Work instructions => Identify the lines that contain the string "xlabel", then copy each of them.

-- start --

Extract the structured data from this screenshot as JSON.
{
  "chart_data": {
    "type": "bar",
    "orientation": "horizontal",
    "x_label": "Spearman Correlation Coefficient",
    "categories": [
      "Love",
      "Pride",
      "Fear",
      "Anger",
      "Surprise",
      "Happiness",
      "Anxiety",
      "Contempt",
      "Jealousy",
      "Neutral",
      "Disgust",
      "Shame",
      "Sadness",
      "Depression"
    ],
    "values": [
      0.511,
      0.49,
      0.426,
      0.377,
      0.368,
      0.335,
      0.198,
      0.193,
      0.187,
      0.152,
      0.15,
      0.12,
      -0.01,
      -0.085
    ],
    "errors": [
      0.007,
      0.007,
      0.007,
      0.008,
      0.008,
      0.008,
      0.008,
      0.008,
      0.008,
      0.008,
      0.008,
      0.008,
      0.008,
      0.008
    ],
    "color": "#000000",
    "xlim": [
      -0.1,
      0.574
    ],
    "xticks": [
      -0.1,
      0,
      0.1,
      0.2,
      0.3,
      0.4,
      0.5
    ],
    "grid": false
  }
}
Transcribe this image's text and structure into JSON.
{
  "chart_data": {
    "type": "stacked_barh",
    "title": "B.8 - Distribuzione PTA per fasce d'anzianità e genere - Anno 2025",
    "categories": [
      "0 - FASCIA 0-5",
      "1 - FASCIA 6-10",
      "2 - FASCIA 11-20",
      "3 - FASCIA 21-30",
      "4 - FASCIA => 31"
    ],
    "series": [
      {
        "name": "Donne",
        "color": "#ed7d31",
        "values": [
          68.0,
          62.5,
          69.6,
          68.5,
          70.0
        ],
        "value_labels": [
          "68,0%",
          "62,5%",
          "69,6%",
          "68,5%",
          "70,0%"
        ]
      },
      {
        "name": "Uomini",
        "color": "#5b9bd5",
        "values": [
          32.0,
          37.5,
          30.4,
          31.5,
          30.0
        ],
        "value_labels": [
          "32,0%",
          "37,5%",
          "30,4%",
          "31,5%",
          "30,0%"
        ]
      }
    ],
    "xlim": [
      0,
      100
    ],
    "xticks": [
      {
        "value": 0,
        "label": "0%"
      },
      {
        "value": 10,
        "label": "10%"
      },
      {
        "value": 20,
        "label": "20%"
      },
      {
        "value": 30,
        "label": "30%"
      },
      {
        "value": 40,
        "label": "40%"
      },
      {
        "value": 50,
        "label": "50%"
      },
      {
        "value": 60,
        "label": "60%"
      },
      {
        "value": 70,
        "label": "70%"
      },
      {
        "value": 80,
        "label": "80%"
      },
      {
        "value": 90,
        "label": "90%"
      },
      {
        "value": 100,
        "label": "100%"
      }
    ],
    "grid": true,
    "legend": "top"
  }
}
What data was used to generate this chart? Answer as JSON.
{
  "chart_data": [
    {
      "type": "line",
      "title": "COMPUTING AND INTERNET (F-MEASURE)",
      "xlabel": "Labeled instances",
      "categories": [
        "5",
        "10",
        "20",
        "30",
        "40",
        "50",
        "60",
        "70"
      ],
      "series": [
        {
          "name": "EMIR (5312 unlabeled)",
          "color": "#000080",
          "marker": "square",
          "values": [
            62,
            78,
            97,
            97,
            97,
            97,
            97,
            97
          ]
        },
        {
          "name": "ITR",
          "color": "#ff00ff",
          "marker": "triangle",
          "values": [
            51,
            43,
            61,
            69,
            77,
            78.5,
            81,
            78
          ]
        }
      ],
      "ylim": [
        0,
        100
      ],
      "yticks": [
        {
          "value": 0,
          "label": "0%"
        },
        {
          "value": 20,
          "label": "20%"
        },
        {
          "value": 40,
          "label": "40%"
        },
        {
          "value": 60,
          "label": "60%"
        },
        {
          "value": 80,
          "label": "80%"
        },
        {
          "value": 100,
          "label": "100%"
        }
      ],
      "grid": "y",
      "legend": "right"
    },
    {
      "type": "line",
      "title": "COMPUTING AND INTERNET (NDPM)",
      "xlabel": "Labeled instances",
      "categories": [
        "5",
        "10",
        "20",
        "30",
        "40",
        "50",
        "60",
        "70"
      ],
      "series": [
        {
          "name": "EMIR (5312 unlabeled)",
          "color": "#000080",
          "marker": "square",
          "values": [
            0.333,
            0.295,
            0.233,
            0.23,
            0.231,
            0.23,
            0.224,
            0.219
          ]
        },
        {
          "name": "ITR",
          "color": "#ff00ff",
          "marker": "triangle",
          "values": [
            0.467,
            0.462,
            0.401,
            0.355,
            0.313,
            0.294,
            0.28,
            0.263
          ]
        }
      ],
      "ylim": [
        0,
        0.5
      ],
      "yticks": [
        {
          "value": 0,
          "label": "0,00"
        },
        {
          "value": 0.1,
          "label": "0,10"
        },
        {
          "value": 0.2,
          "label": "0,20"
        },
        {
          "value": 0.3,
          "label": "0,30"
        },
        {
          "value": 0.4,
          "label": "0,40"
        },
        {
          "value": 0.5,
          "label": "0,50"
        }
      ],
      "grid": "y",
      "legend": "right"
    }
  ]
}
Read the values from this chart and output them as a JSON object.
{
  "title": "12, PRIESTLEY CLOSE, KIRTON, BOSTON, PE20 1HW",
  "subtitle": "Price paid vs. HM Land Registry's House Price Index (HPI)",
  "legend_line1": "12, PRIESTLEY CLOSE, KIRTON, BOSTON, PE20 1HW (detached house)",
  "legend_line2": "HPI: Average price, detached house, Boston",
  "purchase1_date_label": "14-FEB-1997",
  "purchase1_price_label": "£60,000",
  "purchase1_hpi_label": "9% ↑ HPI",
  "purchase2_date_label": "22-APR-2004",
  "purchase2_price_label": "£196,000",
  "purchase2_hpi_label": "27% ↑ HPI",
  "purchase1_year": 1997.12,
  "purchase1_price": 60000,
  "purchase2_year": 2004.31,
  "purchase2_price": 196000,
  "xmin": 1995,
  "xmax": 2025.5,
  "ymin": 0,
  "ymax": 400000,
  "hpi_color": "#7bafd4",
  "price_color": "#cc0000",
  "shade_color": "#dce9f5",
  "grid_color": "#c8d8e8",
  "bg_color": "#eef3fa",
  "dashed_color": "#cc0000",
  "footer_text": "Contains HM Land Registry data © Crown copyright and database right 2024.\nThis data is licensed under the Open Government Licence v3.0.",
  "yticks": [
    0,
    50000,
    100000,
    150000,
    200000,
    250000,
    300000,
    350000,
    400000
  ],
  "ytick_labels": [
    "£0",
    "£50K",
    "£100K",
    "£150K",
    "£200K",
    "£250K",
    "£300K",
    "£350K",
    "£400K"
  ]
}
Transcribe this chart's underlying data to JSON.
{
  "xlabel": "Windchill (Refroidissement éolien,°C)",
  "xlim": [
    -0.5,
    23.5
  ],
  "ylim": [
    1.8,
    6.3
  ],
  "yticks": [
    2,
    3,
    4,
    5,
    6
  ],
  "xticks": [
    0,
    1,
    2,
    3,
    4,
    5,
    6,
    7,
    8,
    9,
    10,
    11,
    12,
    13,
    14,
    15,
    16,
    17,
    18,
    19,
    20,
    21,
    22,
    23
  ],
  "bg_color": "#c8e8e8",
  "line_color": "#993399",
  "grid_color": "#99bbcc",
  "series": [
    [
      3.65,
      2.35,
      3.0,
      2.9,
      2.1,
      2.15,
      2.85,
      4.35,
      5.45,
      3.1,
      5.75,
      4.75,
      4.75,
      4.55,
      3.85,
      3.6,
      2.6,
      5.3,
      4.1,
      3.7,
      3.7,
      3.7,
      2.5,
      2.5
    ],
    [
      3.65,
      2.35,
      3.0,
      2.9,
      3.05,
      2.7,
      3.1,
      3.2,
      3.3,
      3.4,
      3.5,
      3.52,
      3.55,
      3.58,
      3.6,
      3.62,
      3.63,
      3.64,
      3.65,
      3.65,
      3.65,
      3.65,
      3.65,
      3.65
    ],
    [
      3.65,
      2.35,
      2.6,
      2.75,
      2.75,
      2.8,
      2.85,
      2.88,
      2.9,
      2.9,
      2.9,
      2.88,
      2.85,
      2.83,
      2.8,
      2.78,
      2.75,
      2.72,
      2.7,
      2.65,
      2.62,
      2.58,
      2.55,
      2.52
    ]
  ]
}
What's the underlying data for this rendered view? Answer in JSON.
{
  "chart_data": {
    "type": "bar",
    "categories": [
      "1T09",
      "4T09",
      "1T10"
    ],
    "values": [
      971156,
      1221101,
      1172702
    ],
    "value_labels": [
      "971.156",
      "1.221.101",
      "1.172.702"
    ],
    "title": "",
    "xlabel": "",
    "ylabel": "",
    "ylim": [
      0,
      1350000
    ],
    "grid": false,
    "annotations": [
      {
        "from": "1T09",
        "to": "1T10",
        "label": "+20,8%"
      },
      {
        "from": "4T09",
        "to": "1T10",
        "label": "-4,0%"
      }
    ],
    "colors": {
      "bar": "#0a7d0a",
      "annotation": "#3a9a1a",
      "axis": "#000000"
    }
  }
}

-- end --

Answer =>
      "xlabel": "Labeled instances",
      "xlabel": "Labeled instances",
  "xlabel": "Windchill (Refroidissement éolien,°C)",
    "xlabel": "",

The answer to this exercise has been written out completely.